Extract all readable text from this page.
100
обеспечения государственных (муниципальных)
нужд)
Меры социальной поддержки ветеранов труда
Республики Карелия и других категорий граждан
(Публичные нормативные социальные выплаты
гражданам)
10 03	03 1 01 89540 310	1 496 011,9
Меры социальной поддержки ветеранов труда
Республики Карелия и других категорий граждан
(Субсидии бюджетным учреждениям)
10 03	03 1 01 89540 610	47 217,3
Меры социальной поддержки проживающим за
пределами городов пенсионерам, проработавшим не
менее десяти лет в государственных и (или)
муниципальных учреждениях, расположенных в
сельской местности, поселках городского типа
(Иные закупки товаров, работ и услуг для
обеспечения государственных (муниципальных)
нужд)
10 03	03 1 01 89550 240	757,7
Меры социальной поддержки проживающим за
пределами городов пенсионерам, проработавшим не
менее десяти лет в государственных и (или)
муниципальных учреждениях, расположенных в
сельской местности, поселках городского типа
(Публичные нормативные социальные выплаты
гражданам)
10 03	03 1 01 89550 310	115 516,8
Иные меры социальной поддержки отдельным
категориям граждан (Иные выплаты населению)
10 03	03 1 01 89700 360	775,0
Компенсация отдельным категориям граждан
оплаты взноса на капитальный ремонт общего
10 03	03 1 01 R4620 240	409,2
──────────
## YOUR INSTRUCTIONS
Go through the data and return every record exactly.

## FULL ANSWER
Extract all readable text from this page.
100
обеспечения государственных (муниципальных)
нужд)
Меры социальной поддержки ветеранов труда
Республики Карелия и других категорий граждан
(Публичные нормативные социальные выплаты
гражданам)
10 03	03 1 01 89540 310	1 496 011,9
Меры социальной поддержки ветеранов труда
Республики Карелия и других категорий граждан
(Субсидии бюджетным учреждениям)
10 03	03 1 01 89540 610	47 217,3
Меры социальной поддержки проживающим за
пределами городов пенсионерам, проработавшим не
менее десяти лет в государственных и (или)
муниципальных учреждениях, расположенных в
сельской местности, поселках городского типа
(Иные закупки товаров, работ и услуг для
обеспечения государственных (муниципальных)
нужд)
10 03	03 1 01 89550 240	757,7
Меры социальной поддержки проживающим за
пределами городов пенсионерам, проработавшим не
менее десяти лет в государственных и (или)
муниципальных учреждениях, расположенных в
сельской местности, поселках городского типа
(Публичные нормативные социальные выплаты
гражданам)
10 03	03 1 01 89550 310	115 516,8
Иные меры социальной поддержки отдельным
категориям граждан (Иные выплаты населению)
10 03	03 1 01 89700 360	775,0
Компенсация отдельным категориям граждан
оплаты взноса на капитальный ремонт общего
10 03	03 1 01 R4620 240	409,2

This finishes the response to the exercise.